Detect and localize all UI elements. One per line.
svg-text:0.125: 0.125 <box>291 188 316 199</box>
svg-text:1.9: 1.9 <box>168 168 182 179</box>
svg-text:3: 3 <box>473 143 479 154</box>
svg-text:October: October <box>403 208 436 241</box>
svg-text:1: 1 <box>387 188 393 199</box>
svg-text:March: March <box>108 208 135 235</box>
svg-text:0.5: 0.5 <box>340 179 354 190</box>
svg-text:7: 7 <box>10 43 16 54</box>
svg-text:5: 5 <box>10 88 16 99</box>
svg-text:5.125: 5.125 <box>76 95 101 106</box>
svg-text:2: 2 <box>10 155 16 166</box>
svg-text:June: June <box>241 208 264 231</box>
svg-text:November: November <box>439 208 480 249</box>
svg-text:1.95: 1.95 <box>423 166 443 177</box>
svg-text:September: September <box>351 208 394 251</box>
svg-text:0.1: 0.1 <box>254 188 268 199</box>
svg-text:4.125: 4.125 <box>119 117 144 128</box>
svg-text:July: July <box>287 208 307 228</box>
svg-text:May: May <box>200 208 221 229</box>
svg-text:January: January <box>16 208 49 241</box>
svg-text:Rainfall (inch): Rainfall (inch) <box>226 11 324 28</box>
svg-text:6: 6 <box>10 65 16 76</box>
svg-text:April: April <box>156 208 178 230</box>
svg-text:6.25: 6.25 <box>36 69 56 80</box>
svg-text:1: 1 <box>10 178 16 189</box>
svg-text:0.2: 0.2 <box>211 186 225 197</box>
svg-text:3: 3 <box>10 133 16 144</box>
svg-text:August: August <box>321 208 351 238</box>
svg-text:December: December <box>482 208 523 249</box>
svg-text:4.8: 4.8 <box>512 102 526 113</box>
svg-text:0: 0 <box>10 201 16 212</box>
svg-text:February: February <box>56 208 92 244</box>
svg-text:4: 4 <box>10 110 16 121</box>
####
Exercise brief: Copy out all of the material above, swapping every "Rainfall (inch)" for "Precipitation (in)" and changing nothing else.

Completed task:
Detect and localize all UI elements. One per line.
svg-text:0.125: 0.125 <box>291 188 316 199</box>
svg-text:1.9: 1.9 <box>168 168 182 179</box>
svg-text:3: 3 <box>473 143 479 154</box>
svg-text:October: October <box>403 208 436 241</box>
svg-text:1: 1 <box>387 188 393 199</box>
svg-text:March: March <box>108 208 135 235</box>
svg-text:0.5: 0.5 <box>340 179 354 190</box>
svg-text:7: 7 <box>10 43 16 54</box>
svg-text:5: 5 <box>10 88 16 99</box>
svg-text:5.125: 5.125 <box>76 95 101 106</box>
svg-text:2: 2 <box>10 155 16 166</box>
svg-text:June: June <box>241 208 264 231</box>
svg-text:November: November <box>439 208 480 249</box>
svg-text:1.95: 1.95 <box>423 166 443 177</box>
svg-text:September: September <box>351 208 394 251</box>
svg-text:0.1: 0.1 <box>254 188 268 199</box>
svg-text:4.125: 4.125 <box>119 117 144 128</box>
svg-text:July: July <box>287 208 307 228</box>
svg-text:May: May <box>200 208 221 229</box>
svg-text:January: January <box>16 208 49 241</box>
svg-text:Precipitation (in): Precipitation (in) <box>226 11 324 28</box>
svg-text:6: 6 <box>10 65 16 76</box>
svg-text:April: April <box>156 208 178 230</box>
svg-text:6.25: 6.25 <box>36 69 56 80</box>
svg-text:1: 1 <box>10 178 16 189</box>
svg-text:0.2: 0.2 <box>211 186 225 197</box>
svg-text:3: 3 <box>10 133 16 144</box>
svg-text:August: August <box>321 208 351 238</box>
svg-text:December: December <box>482 208 523 249</box>
svg-text:4.8: 4.8 <box>512 102 526 113</box>
svg-text:0: 0 <box>10 201 16 212</box>
svg-text:February: February <box>56 208 92 244</box>
svg-text:4: 4 <box>10 110 16 121</box>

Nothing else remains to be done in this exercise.